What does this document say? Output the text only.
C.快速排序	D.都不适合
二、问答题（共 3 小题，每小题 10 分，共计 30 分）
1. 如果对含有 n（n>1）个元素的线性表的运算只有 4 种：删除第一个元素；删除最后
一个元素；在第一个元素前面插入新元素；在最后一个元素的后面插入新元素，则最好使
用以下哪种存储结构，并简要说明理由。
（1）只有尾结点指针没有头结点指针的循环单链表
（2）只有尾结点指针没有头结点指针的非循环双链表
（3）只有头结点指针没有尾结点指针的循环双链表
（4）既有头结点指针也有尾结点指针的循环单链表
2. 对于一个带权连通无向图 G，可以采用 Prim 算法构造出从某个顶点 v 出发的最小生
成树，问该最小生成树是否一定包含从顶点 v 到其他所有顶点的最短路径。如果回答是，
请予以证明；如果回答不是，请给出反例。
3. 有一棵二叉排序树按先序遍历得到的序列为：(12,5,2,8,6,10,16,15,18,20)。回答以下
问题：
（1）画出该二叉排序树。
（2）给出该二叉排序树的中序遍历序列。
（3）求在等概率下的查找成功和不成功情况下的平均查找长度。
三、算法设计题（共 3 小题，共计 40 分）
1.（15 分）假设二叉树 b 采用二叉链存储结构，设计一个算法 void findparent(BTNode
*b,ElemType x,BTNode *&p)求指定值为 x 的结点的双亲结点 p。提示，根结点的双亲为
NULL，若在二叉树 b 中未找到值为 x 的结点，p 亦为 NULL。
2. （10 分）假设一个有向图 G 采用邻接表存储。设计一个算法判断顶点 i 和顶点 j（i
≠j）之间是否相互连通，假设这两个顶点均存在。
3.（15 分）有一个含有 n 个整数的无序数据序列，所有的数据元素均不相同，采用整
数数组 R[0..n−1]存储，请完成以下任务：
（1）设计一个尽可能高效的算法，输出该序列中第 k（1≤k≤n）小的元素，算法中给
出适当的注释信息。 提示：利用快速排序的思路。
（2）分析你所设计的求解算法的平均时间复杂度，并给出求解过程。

===

Do this: Print the material verbatim, all of it.

Task answer:
What does this document say? Output the text only.
C.快速排序	D.都不适合
二、问答题（共 3 小题，每小题 10 分，共计 30 分）
1. 如果对含有 n（n>1）个元素的线性表的运算只有 4 种：删除第一个元素；删除最后
一个元素；在第一个元素前面插入新元素；在最后一个元素的后面插入新元素，则最好使
用以下哪种存储结构，并简要说明理由。
（1）只有尾结点指针没有头结点指针的循环单链表
（2）只有尾结点指针没有头结点指针的非循环双链表
（3）只有头结点指针没有尾结点指针的循环双链表
（4）既有头结点指针也有尾结点指针的循环单链表
2. 对于一个带权连通无向图 G，可以采用 Prim 算法构造出从某个顶点 v 出发的最小生
成树，问该最小生成树是否一定包含从顶点 v 到其他所有顶点的最短路径。如果回答是，
请予以证明；如果回答不是，请给出反例。
3. 有一棵二叉排序树按先序遍历得到的序列为：(12,5,2,8,6,10,16,15,18,20)。回答以下
问题：
（1）画出该二叉排序树。
（2）给出该二叉排序树的中序遍历序列。
（3）求在等概率下的查找成功和不成功情况下的平均查找长度。
三、算法设计题（共 3 小题，共计 40 分）
1.（15 分）假设二叉树 b 采用二叉链存储结构，设计一个算法 void findparent(BTNode
*b,ElemType x,BTNode *&p)求指定值为 x 的结点的双亲结点 p。提示，根结点的双亲为
NULL，若在二叉树 b 中未找到值为 x 的结点，p 亦为 NULL。
2. （10 分）假设一个有向图 G 采用邻接表存储。设计一个算法判断顶点 i 和顶点 j（i
≠j）之间是否相互连通，假设这两个顶点均存在。
3.（15 分）有一个含有 n 个整数的无序数据序列，所有的数据元素均不相同，采用整
数数组 R[0..n−1]存储，请完成以下任务：
（1）设计一个尽可能高效的算法，输出该序列中第 k（1≤k≤n）小的元素，算法中给
出适当的注释信息。 提示：利用快速排序的思路。
（2）分析你所设计的求解算法的平均时间复杂度，并给出求解过程。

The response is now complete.